*Requirement:* Take every line where the string "pursuant" appears and copy it.

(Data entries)

......

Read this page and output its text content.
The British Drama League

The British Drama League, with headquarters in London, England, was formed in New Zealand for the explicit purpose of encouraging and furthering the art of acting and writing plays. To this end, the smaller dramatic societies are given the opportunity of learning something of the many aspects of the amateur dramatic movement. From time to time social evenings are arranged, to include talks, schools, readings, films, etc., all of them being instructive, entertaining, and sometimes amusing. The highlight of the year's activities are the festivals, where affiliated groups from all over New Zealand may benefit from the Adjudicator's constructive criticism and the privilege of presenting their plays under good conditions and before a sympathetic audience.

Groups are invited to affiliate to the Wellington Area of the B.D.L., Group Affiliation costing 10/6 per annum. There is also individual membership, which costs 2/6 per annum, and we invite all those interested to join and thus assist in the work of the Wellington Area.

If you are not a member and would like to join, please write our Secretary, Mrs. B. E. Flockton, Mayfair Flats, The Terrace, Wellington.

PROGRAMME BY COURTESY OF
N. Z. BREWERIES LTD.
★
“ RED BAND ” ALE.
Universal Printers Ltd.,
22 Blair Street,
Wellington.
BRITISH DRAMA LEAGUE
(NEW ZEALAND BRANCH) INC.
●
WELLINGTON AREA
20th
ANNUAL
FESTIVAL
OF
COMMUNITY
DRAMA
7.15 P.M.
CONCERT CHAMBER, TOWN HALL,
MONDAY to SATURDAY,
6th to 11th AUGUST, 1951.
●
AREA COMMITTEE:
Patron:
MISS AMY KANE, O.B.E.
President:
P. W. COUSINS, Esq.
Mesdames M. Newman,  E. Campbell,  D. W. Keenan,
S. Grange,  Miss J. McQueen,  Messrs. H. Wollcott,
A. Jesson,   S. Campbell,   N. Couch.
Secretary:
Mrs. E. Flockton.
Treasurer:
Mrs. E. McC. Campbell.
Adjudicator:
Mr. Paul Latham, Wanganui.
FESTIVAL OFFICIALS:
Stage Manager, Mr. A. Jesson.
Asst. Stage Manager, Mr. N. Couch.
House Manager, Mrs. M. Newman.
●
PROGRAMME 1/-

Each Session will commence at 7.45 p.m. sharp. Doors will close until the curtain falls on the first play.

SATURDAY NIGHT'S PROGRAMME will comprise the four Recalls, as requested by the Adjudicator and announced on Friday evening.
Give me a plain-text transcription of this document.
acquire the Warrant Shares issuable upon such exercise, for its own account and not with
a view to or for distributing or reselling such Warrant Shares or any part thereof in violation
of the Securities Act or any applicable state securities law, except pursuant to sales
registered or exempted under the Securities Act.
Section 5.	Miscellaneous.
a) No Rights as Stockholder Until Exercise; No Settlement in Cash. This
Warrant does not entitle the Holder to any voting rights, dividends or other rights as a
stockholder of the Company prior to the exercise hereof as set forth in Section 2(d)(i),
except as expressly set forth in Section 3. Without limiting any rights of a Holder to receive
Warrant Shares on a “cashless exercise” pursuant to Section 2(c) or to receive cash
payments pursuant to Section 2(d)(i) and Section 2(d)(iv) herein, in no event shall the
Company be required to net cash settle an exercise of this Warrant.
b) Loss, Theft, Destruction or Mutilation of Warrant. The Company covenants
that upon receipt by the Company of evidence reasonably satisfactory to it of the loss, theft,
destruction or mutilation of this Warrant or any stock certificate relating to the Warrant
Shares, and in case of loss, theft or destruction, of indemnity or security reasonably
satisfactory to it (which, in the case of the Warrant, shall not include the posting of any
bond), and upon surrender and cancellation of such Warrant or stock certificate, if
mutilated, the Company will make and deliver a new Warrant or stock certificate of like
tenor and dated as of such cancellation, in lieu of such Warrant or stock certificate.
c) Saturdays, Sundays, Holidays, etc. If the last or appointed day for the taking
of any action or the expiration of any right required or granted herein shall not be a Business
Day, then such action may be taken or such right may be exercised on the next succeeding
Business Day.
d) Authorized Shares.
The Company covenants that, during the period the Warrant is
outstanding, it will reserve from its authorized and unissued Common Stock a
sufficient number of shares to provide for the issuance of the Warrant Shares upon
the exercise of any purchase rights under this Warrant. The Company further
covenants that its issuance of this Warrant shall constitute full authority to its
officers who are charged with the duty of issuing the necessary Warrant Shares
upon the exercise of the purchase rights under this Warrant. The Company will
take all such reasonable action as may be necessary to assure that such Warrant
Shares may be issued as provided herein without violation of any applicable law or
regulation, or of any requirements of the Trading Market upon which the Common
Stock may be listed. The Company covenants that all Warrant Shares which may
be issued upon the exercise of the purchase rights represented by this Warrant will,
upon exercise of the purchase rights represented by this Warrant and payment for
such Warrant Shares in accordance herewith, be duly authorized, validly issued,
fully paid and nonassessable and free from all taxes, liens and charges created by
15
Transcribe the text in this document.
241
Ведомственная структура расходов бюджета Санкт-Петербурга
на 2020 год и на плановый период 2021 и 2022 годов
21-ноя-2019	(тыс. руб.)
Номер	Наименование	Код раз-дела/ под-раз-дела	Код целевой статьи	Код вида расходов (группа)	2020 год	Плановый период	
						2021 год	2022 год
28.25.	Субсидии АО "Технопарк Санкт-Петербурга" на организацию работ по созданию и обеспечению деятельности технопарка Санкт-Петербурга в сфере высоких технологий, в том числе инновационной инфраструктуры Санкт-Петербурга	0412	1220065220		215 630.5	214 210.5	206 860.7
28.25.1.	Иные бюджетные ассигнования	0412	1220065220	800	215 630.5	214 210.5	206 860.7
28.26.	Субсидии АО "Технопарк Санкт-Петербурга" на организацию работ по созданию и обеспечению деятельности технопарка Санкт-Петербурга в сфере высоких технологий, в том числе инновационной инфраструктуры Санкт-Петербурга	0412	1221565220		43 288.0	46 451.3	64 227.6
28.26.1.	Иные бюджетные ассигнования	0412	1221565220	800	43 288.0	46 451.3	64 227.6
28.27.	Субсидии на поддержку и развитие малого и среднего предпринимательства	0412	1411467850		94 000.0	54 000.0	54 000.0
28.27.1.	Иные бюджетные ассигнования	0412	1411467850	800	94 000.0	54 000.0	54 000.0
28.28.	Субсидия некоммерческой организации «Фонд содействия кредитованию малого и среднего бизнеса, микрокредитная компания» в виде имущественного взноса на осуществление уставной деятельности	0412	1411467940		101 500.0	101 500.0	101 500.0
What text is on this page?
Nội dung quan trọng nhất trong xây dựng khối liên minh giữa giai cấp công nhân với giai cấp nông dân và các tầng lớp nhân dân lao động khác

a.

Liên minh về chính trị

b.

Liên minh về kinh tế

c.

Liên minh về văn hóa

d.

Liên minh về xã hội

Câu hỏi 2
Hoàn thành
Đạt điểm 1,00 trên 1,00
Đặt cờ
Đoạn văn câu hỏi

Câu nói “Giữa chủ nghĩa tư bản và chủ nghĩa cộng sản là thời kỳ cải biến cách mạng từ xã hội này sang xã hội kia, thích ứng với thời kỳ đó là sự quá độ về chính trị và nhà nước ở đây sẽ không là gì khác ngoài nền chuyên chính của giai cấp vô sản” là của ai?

......

*Final result:*
of the Securities Act or any applicable state securities law, except pursuant to sales
Warrant Shares on a “cashless exercise” pursuant to Section 2(c) or to receive cash
payments pursuant to Section 2(d)(i) and Section 2(d)(iv) herein, in no event shall the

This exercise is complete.